— CHALLENGE —
Repeat each entry as written and leave the images out of the copy.

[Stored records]
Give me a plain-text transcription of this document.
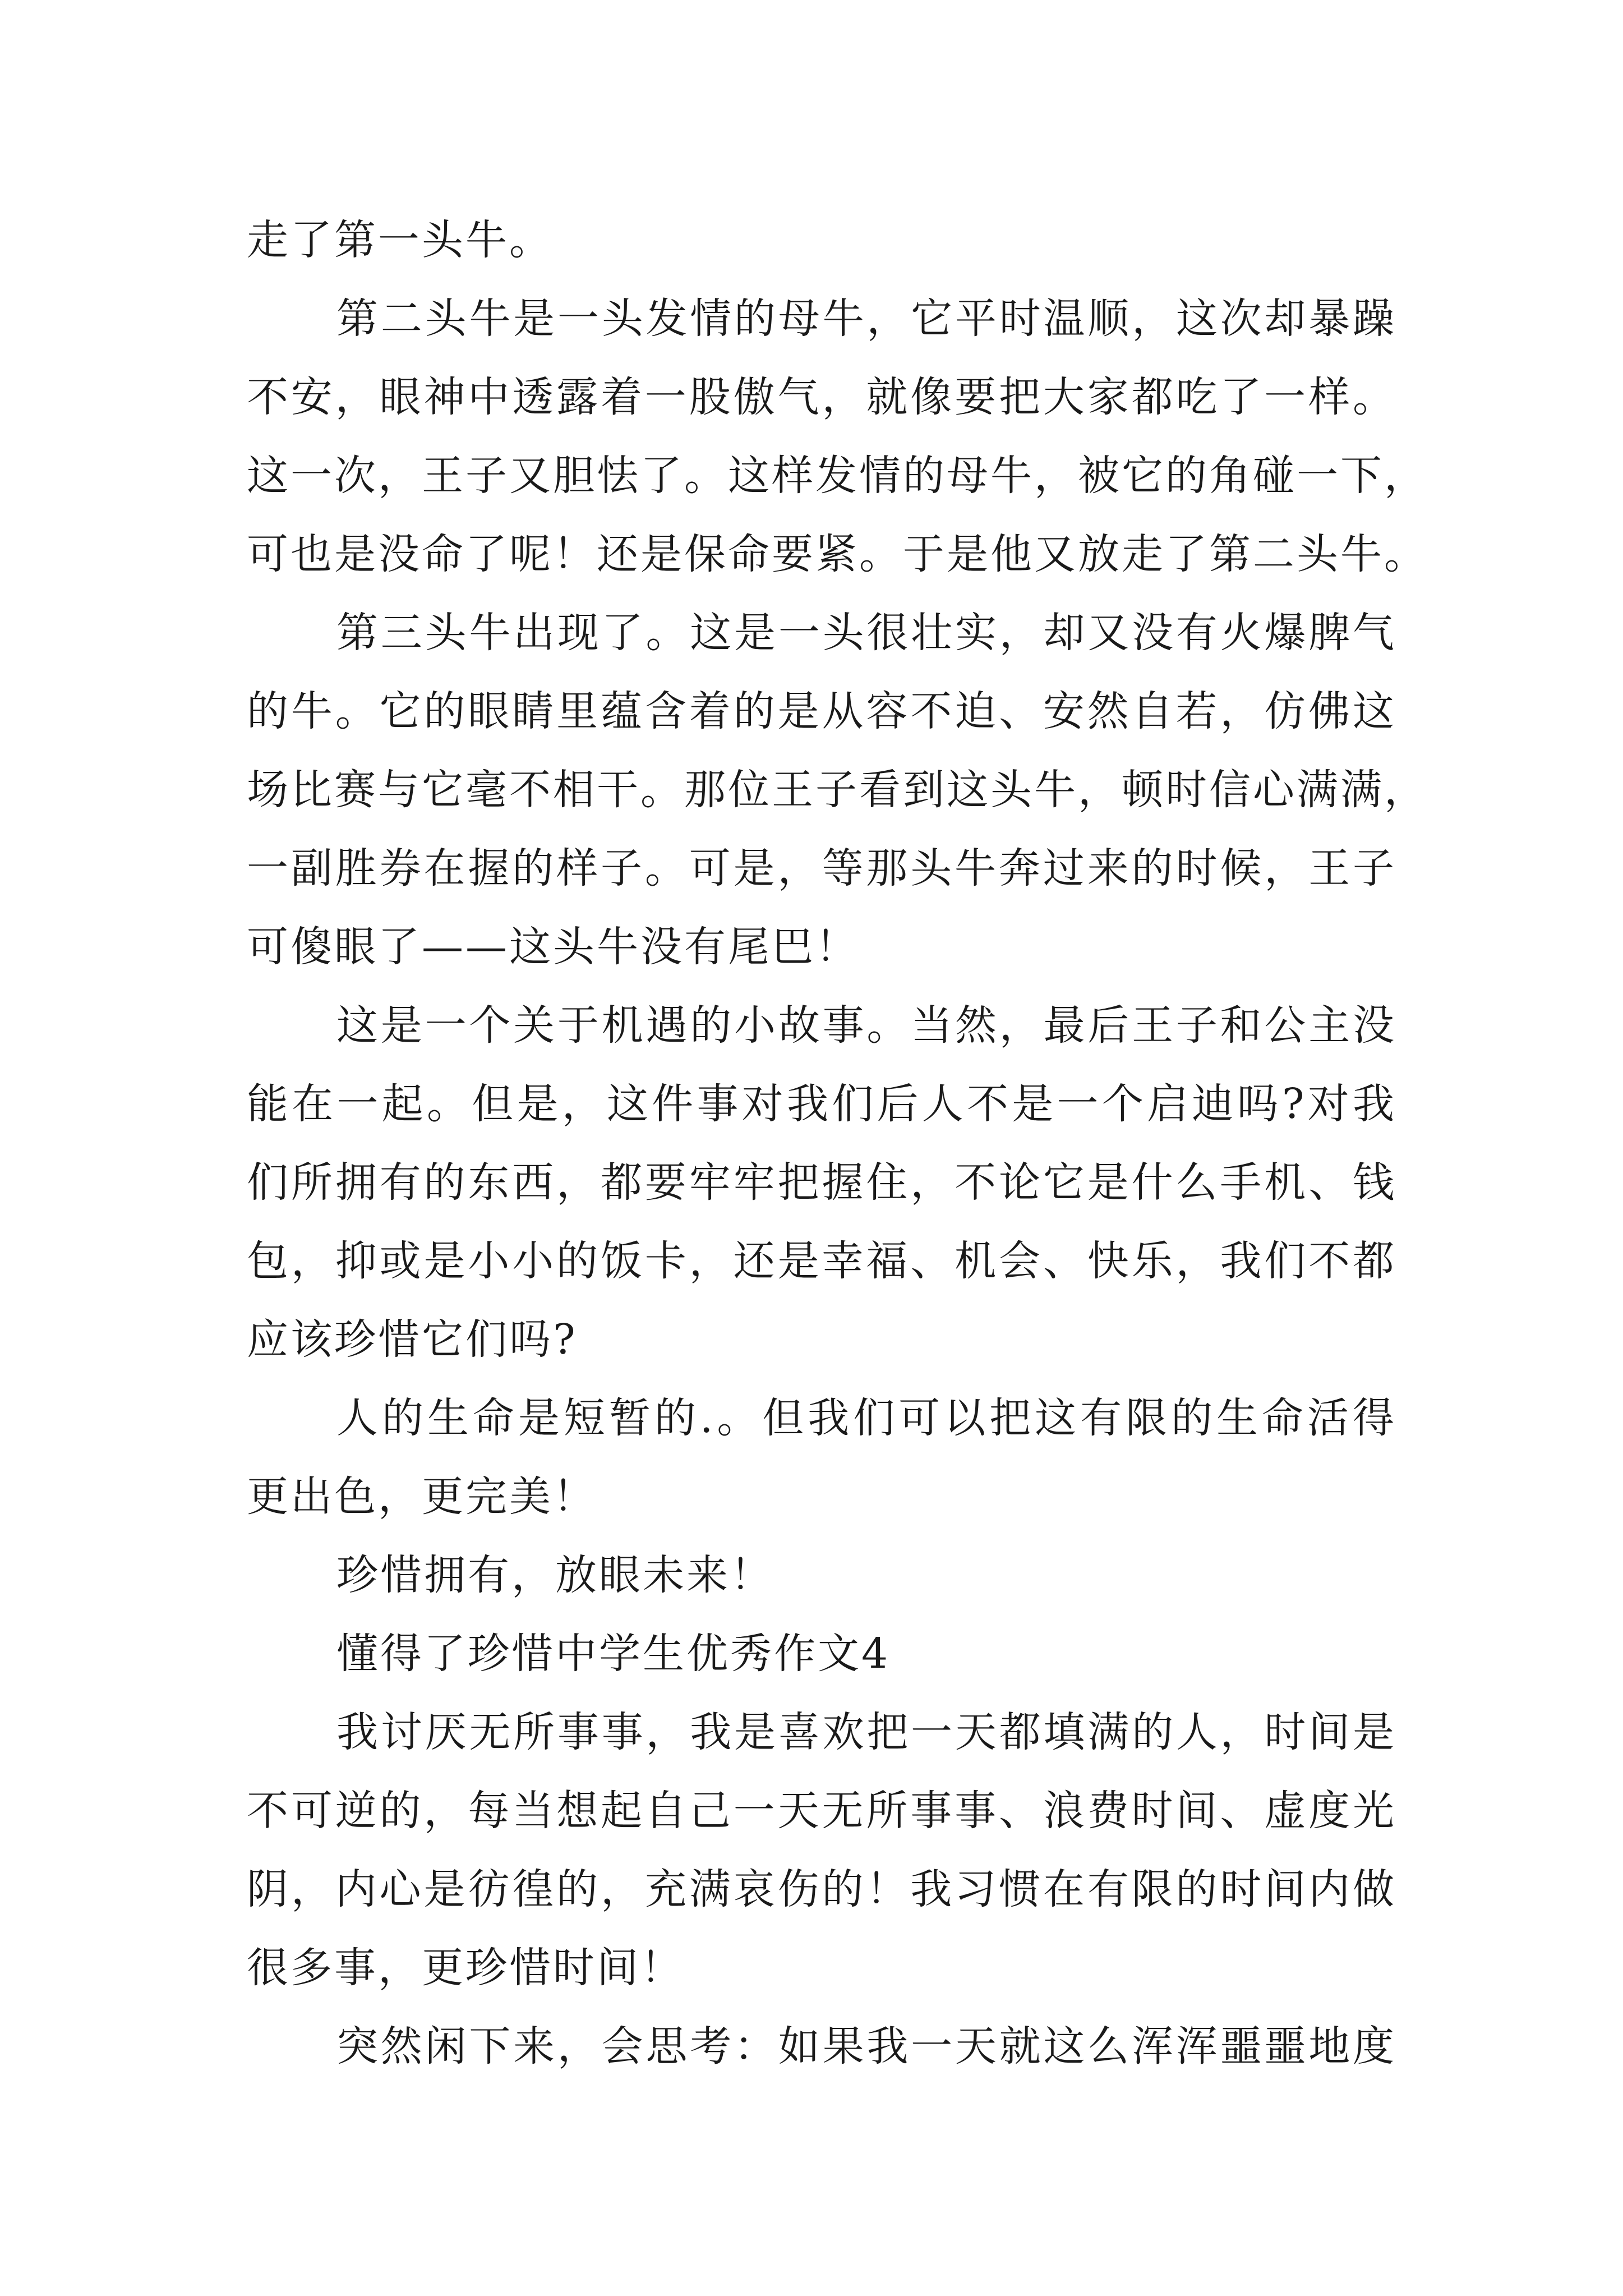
走了第一头牛。
第二头牛是一头发情的母牛，它平时温顺，这次却暴躁
不安，眼神中透露着一股傲气，就像要把大家都吃了一样。
这一次，王子又胆怯了。这样发情的母牛，被它的角碰一下，
可也是没命了呢！还是保命要紧。于是他又放走了第二头牛。
第三头牛出现了。这是一头很壮实，却又没有火爆脾气
的牛。它的眼睛里蕴含着的是从容不迫、安然自若，仿佛这
场比赛与它毫不相干。那位王子看到这头牛，顿时信心满满，
一副胜券在握的样子。可是，等那头牛奔过来的时候，王子
可傻眼了——这头牛没有尾巴！
这是一个关于机遇的小故事。当然，最后王子和公主没
能在一起。但是，这件事对我们后人不是一个启迪吗?对我
们所拥有的东西，都要牢牢把握住，不论它是什么手机、钱
包，抑或是小小的饭卡，还是幸福、机会、快乐，我们不都
应该珍惜它们吗?
人的生命是短暂的.。但我们可以把这有限的生命活得
更出色，更完美！
珍惜拥有，放眼未来！
懂得了珍惜中学生优秀作文4
我讨厌无所事事，我是喜欢把一天都填满的人，时间是
不可逆的，每当想起自己一天无所事事、浪费时间、虚度光
阴，内心是彷徨的，充满哀伤的！我习惯在有限的时间内做
很多事，更珍惜时间！
突然闲下来，会思考：如果我一天就这么浑浑噩噩地度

— CORRECT RESULT —
Give me a plain-text transcription of this document.
走了第一头牛。
第二头牛是一头发情的母牛，它平时温顺，这次却暴躁
不安，眼神中透露着一股傲气，就像要把大家都吃了一样。
这一次，王子又胆怯了。这样发情的母牛，被它的角碰一下，
可也是没命了呢！还是保命要紧。于是他又放走了第二头牛。
第三头牛出现了。这是一头很壮实，却又没有火爆脾气
的牛。它的眼睛里蕴含着的是从容不迫、安然自若，仿佛这
场比赛与它毫不相干。那位王子看到这头牛，顿时信心满满，
一副胜券在握的样子。可是，等那头牛奔过来的时候，王子
可傻眼了——这头牛没有尾巴！
这是一个关于机遇的小故事。当然，最后王子和公主没
能在一起。但是，这件事对我们后人不是一个启迪吗?对我
们所拥有的东西，都要牢牢把握住，不论它是什么手机、钱
包，抑或是小小的饭卡，还是幸福、机会、快乐，我们不都
应该珍惜它们吗?
人的生命是短暂的.。但我们可以把这有限的生命活得
更出色，更完美！
珍惜拥有，放眼未来！
懂得了珍惜中学生优秀作文4
我讨厌无所事事，我是喜欢把一天都填满的人，时间是
不可逆的，每当想起自己一天无所事事、浪费时间、虚度光
阴，内心是彷徨的，充满哀伤的！我习惯在有限的时间内做
很多事，更珍惜时间！
突然闲下来，会思考：如果我一天就这么浑浑噩噩地度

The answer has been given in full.